[PAGE EXCERPT]
Forum: Poser - OFFICIAL


Subject: if you were making an animation...

AliasAngel opened this issue on Mar 25, 2002 ยท 6 posts


AliasAngel posted Mon, 25 March 2002 at 7:03 AM

If you wanted to make a little movie using Poser characters, and could render/pose/lipsinc/ect... in any program you wanted (price doesn't matter), what would you choose? Why?


gryffnn posted Mon, 25 March 2002 at 7:26 AM

By "little" do you mean 30 seconds or 30 minutes? What delivery system: a little box on the web, full-screen video, or widescreen DVD? Just Poser characters against an imported background graphic, or a prop-filled screen with multiple camera views and complex lighting? Realistically textured or cartoon?

[TASK REQUIREMENTS]
a – Answer these about the forum thread on making an animation with Poser characters:
(i) Who opened the thread, and on what date?
(ii) At what time did gryffnn post?
(iii) What three delivery systems does gryffnn name?
b – Carry the forum thread on making an animation with Poser characters forward from its last post.
The records after this forum thread are separate material.

[DATA FOR ANALYSIS]

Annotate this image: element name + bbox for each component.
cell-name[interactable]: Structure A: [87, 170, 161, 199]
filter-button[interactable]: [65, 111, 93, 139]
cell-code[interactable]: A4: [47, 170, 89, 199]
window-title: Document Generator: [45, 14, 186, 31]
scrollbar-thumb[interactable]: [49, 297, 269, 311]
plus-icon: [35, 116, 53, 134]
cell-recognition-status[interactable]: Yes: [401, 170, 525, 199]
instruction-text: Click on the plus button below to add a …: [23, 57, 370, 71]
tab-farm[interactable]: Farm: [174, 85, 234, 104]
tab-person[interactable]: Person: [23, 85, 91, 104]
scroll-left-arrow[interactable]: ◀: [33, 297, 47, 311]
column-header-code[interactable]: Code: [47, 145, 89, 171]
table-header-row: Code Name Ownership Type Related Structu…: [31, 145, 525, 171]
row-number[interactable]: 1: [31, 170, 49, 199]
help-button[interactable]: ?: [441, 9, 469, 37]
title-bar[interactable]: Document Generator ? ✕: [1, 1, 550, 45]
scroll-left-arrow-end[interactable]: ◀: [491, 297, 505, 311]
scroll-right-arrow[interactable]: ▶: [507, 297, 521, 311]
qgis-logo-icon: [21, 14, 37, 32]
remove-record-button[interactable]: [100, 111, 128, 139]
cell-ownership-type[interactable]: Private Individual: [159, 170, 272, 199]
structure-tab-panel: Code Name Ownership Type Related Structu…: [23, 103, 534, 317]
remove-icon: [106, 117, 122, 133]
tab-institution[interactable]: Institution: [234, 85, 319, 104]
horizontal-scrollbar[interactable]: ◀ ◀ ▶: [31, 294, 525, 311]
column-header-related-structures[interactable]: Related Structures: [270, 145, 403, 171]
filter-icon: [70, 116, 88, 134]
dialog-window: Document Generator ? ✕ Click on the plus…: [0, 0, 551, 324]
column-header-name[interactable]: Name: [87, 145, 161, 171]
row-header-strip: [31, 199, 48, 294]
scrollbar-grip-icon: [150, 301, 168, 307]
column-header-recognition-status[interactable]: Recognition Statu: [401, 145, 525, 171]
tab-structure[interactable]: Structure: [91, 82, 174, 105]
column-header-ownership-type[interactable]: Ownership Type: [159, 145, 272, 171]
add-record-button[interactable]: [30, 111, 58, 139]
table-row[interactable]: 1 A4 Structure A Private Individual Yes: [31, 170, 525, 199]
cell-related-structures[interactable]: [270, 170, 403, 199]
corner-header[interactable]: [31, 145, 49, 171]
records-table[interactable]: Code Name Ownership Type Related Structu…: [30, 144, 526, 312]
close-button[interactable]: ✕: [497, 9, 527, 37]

[EXPECTED RESULTS]
a –
(i) AliasAngel, on Mar 25, 2002.
(ii) 7:26 AM.
(iii) A little box on the web, full-screen video, or widescreen DVD.

b –
AliasAngel posted Mon, 25 March 2002 at 7:49 AM

Good questions! Let's see... Realistic textures, lots of props and lights, multiple camera angles, scenes ranging from 30 seconds to 15 minutes, and the end results would be something that looks fair to good when played in widescreen on a computer screen. However, I'd also like opinions for TV quality DVD. Thanks.


marlais posted Mon, 25 March 2002 at 12:56 PM

I'm doing a fair amount of animation for video. I use Poser propack with LipSynch for the character animation, then import to MAX for the scenery and objects, render to AVi and do the video post with Sonic Foundry's Vegas Video.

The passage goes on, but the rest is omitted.